*Given task*. Each line containing the word "госу" must be collected.

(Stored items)
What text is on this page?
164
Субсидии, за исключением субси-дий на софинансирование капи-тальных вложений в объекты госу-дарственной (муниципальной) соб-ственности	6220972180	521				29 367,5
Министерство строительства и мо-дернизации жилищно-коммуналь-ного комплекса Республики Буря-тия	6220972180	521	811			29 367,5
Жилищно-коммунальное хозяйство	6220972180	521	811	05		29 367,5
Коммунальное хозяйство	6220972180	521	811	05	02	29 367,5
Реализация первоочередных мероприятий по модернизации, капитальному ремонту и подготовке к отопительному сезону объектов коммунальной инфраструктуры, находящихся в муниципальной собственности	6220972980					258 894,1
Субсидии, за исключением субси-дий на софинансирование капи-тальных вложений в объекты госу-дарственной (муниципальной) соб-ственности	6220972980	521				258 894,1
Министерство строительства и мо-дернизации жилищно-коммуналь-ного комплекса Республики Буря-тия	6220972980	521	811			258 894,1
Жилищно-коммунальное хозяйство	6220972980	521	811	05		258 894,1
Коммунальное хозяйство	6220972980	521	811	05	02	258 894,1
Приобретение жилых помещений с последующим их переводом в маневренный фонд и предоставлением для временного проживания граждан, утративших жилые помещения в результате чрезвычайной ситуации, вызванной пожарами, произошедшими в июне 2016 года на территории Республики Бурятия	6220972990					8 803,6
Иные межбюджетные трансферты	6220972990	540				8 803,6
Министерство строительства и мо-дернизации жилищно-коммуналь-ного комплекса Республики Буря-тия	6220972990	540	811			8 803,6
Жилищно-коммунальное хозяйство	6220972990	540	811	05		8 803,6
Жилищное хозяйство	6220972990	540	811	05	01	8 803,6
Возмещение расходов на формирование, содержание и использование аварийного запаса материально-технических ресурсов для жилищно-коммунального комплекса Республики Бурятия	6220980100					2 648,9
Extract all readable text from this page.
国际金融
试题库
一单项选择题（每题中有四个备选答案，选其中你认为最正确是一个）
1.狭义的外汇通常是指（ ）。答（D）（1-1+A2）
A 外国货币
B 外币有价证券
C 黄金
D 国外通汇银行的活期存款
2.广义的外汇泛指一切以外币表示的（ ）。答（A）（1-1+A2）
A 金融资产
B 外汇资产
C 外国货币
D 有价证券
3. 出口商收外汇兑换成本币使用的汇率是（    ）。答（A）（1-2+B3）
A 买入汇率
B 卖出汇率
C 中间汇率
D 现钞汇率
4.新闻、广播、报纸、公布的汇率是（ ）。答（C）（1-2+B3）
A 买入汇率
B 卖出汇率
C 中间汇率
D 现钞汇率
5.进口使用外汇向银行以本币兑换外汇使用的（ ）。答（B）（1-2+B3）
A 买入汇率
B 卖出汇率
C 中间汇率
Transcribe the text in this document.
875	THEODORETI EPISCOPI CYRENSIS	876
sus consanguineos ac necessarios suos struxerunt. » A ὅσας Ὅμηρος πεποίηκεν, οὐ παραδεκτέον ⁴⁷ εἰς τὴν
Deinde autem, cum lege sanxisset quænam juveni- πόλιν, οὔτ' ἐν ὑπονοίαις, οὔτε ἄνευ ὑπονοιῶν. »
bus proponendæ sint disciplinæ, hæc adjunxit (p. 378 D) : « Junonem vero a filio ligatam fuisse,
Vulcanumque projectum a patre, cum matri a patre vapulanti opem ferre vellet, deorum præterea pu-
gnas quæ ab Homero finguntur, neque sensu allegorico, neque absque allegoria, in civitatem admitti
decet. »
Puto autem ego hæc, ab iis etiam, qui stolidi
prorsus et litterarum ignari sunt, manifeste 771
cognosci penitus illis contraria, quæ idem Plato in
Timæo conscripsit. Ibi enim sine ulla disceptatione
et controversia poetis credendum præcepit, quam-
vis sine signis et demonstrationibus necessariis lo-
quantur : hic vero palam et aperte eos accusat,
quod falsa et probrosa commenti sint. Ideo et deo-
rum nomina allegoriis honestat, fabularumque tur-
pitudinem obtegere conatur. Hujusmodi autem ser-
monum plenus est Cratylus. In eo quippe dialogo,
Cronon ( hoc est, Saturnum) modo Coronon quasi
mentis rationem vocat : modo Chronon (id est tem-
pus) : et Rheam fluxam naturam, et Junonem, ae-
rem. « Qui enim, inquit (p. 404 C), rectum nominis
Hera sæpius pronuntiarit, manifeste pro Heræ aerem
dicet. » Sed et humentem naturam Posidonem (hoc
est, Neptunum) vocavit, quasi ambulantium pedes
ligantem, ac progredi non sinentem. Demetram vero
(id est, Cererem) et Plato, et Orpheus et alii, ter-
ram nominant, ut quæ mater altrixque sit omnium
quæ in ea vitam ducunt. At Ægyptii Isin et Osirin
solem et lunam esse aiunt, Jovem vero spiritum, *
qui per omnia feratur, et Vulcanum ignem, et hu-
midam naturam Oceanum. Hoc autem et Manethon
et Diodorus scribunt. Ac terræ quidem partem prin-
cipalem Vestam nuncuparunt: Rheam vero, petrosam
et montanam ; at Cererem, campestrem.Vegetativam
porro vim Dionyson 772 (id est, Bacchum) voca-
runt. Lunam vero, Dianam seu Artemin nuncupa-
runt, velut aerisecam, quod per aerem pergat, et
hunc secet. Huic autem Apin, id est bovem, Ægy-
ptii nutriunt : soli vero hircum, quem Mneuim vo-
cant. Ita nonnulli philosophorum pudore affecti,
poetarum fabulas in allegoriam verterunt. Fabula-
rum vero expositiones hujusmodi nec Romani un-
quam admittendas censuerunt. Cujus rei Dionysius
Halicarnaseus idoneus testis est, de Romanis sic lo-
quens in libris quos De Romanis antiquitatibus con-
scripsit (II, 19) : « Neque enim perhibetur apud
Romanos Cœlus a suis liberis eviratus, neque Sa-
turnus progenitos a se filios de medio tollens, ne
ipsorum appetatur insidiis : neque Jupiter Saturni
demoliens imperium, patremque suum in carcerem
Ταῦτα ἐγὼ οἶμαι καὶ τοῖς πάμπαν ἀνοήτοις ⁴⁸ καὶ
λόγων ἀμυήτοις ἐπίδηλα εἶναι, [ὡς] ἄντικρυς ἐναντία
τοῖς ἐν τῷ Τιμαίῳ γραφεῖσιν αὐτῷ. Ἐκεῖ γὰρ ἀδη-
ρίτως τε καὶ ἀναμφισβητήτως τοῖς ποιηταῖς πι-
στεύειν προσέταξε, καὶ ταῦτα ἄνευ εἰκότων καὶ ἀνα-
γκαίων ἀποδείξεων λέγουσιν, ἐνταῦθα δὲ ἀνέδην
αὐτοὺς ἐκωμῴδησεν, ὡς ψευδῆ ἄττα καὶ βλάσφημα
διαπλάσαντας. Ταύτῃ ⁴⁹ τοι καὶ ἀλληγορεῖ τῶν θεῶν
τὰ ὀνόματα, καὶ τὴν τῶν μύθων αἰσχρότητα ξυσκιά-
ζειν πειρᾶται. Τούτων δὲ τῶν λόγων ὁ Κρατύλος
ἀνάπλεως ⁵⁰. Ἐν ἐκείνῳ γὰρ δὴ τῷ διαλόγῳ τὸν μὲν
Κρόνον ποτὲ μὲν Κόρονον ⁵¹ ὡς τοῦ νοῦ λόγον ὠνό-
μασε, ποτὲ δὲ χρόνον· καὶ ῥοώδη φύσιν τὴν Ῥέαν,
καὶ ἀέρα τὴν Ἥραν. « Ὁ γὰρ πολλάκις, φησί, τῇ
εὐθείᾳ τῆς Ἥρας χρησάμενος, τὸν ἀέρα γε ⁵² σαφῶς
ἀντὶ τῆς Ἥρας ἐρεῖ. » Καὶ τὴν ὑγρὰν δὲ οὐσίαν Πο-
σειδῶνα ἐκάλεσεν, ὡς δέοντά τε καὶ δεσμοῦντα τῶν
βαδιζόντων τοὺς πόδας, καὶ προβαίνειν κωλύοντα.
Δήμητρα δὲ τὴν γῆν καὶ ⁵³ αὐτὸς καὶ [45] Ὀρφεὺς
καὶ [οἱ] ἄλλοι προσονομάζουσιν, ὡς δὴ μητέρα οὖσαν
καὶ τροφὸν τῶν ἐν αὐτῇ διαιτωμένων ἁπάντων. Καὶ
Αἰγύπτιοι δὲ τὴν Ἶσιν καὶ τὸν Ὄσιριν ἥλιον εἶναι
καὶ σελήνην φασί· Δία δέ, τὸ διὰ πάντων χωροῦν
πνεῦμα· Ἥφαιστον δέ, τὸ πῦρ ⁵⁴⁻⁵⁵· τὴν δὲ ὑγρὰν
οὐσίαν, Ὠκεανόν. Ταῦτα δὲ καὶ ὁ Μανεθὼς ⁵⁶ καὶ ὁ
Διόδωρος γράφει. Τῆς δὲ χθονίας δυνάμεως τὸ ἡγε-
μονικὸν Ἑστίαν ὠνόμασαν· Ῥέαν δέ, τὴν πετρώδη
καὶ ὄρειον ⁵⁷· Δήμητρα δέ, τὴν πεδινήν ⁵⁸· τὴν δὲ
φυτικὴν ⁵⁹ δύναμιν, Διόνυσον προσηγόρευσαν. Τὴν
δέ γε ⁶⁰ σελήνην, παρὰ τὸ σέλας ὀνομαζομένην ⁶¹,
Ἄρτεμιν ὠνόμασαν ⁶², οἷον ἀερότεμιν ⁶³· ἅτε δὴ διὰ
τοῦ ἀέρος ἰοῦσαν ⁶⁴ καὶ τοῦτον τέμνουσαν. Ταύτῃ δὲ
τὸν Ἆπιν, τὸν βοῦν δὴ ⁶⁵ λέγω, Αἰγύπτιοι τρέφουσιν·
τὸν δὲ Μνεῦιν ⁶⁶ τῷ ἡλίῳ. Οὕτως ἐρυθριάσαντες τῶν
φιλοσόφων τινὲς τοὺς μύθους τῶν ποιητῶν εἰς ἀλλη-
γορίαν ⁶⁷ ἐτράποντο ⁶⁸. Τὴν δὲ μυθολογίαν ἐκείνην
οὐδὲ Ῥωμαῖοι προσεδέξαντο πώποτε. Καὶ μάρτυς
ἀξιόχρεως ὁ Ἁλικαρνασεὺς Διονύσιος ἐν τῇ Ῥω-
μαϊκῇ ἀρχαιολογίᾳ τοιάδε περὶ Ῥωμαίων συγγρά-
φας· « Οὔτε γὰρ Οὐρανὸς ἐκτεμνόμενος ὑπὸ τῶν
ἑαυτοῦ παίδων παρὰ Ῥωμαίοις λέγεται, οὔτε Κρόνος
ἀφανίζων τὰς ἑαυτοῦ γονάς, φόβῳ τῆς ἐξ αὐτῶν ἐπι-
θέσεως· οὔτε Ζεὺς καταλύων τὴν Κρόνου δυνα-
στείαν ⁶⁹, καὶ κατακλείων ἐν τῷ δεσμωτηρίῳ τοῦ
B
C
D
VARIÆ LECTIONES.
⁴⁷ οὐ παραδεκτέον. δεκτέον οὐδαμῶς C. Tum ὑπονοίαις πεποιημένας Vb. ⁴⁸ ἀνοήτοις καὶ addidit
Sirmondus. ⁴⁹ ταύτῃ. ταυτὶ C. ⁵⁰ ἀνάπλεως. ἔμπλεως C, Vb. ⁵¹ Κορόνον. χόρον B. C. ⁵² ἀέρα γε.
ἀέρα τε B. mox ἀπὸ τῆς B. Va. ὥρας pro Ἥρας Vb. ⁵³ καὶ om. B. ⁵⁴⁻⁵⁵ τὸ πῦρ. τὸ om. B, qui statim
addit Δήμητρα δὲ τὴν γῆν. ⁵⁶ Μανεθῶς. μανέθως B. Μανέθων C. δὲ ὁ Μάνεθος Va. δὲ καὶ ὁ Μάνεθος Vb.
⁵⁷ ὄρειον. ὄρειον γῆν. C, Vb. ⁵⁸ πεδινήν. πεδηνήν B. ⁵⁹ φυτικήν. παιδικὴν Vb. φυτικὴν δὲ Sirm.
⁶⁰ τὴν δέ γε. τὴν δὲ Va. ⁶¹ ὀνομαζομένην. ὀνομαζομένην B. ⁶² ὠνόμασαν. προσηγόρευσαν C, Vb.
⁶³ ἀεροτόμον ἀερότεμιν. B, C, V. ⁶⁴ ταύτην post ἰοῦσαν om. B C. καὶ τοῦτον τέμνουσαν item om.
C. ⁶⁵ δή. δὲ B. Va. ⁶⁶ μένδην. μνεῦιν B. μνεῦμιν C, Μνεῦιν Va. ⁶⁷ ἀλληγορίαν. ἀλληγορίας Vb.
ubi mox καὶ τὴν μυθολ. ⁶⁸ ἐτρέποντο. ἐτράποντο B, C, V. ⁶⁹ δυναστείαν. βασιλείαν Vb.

*Exercise result*.
Субсидии, за исключением субси-дий на софинансирование капи-тальных вложений в объекты госу-дарственной (муниципальной) соб-ственности	6220972180	521				29 367,5
Субсидии, за исключением субси-дий на софинансирование капи-тальных вложений в объекты госу-дарственной (муниципальной) соб-ственности	6220972980	521				258 894,1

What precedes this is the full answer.